- **EXERCISE**: Work out the number of lines in the records that include the word "Project"; reply with that number alone.

Stored data
──────────
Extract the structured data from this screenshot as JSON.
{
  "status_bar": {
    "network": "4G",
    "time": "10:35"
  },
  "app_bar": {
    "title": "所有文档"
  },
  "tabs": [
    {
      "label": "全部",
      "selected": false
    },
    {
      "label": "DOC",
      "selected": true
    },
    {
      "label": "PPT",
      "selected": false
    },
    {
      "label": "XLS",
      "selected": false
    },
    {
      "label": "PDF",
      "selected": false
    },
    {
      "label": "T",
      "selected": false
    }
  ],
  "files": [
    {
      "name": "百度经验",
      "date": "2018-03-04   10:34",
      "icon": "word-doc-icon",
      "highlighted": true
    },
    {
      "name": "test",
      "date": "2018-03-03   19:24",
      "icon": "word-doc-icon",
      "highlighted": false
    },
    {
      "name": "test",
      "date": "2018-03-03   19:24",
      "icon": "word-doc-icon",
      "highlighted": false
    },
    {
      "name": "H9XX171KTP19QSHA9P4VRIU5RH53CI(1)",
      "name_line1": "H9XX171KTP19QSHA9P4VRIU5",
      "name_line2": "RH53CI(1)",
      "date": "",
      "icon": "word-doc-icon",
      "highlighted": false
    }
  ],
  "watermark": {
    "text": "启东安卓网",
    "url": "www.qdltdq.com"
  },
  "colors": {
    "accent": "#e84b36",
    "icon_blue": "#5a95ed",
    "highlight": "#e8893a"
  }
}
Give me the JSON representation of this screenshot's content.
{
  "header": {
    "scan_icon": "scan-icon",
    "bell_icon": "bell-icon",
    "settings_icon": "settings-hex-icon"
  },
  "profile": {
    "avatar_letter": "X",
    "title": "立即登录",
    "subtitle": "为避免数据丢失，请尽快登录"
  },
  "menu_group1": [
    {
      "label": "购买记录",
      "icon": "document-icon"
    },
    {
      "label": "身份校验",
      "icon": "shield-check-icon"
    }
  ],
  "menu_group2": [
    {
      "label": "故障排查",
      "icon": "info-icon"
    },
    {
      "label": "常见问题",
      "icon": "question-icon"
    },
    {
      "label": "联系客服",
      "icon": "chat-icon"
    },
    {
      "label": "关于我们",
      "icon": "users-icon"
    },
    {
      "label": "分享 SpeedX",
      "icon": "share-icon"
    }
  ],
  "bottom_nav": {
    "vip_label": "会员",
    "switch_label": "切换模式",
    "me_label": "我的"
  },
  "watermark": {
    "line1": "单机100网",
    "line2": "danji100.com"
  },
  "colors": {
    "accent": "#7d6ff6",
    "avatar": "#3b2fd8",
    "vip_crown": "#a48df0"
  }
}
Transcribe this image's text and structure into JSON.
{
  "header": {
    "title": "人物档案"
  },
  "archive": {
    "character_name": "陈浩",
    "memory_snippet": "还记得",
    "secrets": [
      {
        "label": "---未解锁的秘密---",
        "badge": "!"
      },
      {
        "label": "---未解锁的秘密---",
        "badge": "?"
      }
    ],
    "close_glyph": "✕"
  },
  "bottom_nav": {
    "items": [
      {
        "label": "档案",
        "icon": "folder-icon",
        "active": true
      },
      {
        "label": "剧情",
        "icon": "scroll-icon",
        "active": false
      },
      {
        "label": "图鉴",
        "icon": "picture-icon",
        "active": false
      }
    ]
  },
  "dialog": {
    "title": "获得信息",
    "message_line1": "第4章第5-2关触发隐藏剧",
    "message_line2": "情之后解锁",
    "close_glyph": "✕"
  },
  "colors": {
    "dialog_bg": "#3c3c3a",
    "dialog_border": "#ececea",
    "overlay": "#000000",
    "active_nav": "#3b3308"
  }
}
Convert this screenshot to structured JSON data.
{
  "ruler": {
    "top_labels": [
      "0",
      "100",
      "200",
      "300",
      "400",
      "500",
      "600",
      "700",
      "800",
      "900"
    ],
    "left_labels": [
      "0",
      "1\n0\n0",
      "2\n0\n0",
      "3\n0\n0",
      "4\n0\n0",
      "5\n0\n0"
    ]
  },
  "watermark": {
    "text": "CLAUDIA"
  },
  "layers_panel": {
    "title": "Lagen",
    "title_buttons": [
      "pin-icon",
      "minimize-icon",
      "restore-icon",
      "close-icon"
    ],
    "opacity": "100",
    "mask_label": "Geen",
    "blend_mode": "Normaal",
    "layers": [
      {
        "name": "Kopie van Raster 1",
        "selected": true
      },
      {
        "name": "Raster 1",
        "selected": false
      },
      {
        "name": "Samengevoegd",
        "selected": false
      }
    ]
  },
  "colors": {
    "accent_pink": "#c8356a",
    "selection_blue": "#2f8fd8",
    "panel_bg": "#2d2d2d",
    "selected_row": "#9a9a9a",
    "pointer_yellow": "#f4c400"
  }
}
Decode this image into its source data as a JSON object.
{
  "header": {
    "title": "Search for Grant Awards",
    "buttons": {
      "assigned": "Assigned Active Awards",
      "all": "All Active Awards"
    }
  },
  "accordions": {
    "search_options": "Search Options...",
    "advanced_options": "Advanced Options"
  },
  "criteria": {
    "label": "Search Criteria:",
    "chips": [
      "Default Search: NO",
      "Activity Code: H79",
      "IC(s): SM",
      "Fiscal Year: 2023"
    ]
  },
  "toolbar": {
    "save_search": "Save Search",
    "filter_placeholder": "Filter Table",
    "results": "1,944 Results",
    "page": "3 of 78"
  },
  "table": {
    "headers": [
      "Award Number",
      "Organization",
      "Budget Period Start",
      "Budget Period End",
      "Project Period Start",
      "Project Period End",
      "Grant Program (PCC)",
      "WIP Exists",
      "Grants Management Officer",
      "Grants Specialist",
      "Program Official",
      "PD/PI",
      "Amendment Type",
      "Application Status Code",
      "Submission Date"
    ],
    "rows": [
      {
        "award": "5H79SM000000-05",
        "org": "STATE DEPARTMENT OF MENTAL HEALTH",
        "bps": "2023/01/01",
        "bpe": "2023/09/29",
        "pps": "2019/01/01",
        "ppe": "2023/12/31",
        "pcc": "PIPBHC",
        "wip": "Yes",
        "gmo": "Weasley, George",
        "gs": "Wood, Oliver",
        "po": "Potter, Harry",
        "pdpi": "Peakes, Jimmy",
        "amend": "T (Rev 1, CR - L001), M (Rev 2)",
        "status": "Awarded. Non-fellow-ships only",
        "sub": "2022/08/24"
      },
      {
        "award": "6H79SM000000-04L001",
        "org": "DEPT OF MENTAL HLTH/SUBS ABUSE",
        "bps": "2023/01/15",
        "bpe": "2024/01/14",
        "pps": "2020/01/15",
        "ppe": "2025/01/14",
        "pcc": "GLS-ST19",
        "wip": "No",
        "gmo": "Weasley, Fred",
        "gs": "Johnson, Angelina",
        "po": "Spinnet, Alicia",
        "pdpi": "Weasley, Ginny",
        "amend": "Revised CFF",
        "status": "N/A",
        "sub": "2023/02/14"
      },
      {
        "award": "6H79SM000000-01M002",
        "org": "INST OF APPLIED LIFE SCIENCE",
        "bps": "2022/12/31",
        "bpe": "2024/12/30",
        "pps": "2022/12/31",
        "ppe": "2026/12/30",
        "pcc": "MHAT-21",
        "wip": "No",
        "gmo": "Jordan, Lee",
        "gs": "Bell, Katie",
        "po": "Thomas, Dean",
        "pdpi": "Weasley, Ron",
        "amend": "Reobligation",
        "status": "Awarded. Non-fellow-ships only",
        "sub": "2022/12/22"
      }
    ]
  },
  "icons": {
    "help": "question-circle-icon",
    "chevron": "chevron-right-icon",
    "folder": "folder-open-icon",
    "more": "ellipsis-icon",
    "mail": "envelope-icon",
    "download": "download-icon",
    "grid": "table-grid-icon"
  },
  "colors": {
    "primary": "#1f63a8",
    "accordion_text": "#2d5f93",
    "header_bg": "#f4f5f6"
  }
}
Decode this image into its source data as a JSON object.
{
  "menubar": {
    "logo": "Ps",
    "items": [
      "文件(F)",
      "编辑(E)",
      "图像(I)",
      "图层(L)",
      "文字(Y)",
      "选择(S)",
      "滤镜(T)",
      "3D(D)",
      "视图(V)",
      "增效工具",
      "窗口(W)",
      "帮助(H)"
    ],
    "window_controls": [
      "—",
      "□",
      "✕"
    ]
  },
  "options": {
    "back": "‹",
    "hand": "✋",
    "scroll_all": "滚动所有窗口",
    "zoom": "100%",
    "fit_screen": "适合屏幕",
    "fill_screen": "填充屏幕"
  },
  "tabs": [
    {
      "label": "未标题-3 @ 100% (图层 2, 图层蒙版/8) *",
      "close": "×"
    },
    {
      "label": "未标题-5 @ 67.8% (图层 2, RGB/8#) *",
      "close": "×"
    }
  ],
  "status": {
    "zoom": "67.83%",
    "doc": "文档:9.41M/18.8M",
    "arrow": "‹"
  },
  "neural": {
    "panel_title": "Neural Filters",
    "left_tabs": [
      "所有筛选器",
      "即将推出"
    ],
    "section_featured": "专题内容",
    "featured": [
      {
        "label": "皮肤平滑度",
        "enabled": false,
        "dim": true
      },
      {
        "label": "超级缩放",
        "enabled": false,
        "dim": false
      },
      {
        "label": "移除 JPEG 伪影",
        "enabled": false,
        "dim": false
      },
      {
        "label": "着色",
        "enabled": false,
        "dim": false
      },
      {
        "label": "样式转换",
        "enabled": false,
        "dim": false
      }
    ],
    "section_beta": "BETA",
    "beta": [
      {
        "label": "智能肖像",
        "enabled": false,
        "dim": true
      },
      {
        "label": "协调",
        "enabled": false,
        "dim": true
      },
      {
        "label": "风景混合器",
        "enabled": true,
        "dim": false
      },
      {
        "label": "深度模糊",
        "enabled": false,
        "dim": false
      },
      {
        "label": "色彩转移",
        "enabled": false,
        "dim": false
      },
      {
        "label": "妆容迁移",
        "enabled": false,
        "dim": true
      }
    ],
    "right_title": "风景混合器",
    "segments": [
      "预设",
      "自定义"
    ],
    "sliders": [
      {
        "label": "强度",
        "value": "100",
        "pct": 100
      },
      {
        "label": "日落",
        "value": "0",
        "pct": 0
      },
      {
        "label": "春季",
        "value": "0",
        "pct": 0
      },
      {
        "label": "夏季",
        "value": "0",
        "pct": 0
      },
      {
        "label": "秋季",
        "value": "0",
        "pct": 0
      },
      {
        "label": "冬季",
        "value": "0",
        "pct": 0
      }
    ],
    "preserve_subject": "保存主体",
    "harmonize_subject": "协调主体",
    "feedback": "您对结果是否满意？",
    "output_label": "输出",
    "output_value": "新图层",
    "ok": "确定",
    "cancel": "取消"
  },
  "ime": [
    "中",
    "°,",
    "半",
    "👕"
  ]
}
──────────
- **WRITTEN SOLUTION**: 2